+++ Records shown

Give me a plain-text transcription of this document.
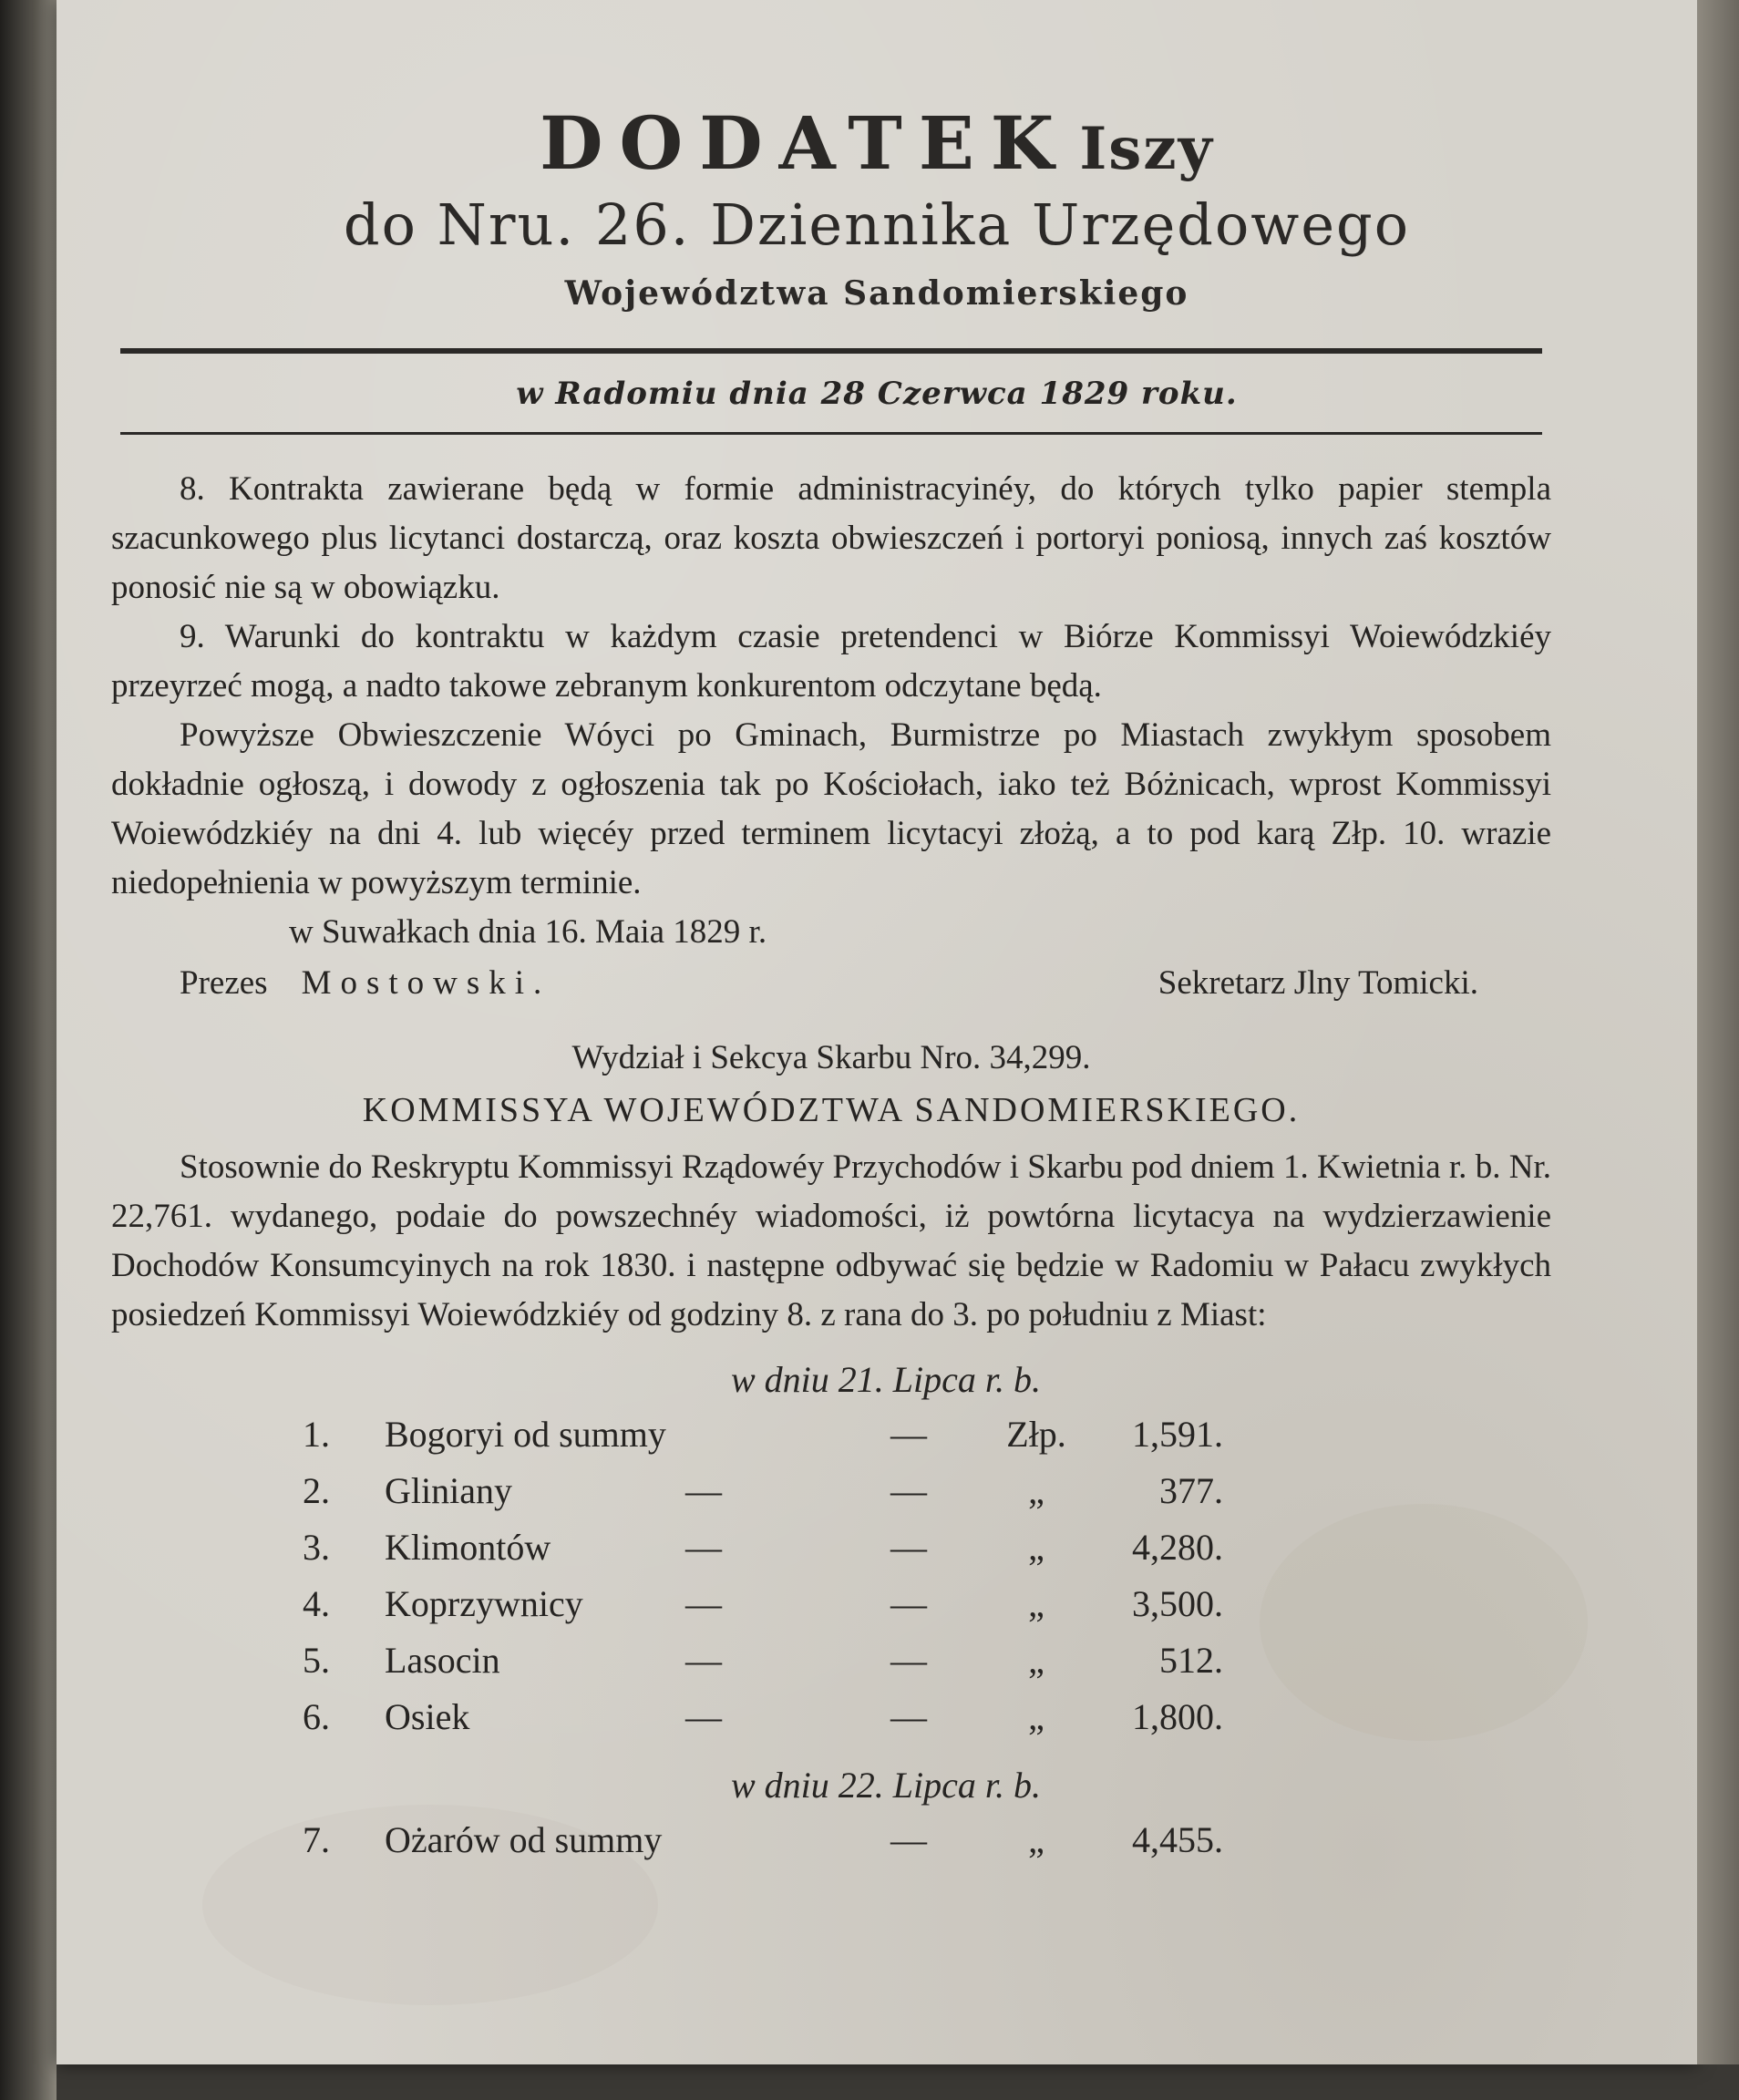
DODATEK Iszy
do Nru. 26. Dziennika Urzędowego
Województwa Sandomierskiego
w Radomiu dnia 28 Czerwca 1829 roku.

8. Kontrakta zawierane będą w formie administracyinéy, do których tylko papier stempla szacunkowego plus licytanci dostarczą, oraz koszta obwieszczeń i portoryi poniosą, innych zaś kosztów ponosić nie są w obowiązku.

9. Warunki do kontraktu w każdym czasie pretendenci w Biórze Kommissyi Woiewódzkiéy przeyrzeć mogą, a nadto takowe zebranym konkurentom odczytane będą.

Powyższe Obwieszczenie Wóyci po Gminach, Burmistrze po Miastach zwykłym sposobem dokładnie ogłoszą, i dowody z ogłoszenia tak po Kościołach, iako też Bóżnicach, wprost Kommissyi Woiewódzkiéy na dni 4. lub więcéy przed terminem licytacyi złożą, a to pod karą Złp. 10. wrazie niedopełnienia w powyższym terminie.

w Suwałkach dnia 16. Maia 1829 r.

Prezes Mostowski.	Sekretarz Jlny Tomicki.

Wydział i Sekcya Skarbu Nro. 34,299.

KOMMISSYA WOJEWÓDZTWA SANDOMIERSKIEGO.

Stosownie do Reskryptu Kommissyi Rządowéy Przychodów i Skarbu pod dniem 1. Kwietnia r. b. Nr. 22,761. wydanego, podaie do powszechnéy wiadomości, iż powtórna licytacya na wydzierzawienie Dochodów Konsumcyinych na rok 1830. i następne odbywać się będzie w Radomiu w Pałacu zwykłych posiedzeń Kommissyi Woiewódzkiéy od godziny 8. z rana do 3. po południu z Miast:

w dniu 21. Lipca r. b.
1.	Bogoryi od summy		—	Złp.	1,591.
2.	Gliniany	—	—	„	377.
3.	Klimontów	—	—	„	4,280.
4.	Koprzywnicy	—	—	„	3,500.
5.	Lasocin	—	—	„	512.
6.	Osiek	—	—	„	1,800.
w dniu 22. Lipca r. b.
7.	Ożarów od summy		—	„	4,455.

++++++

Problem requirements:
Tally up the lines holding the string "będą" in this listing, and report the total alone.

Answer for the task:
2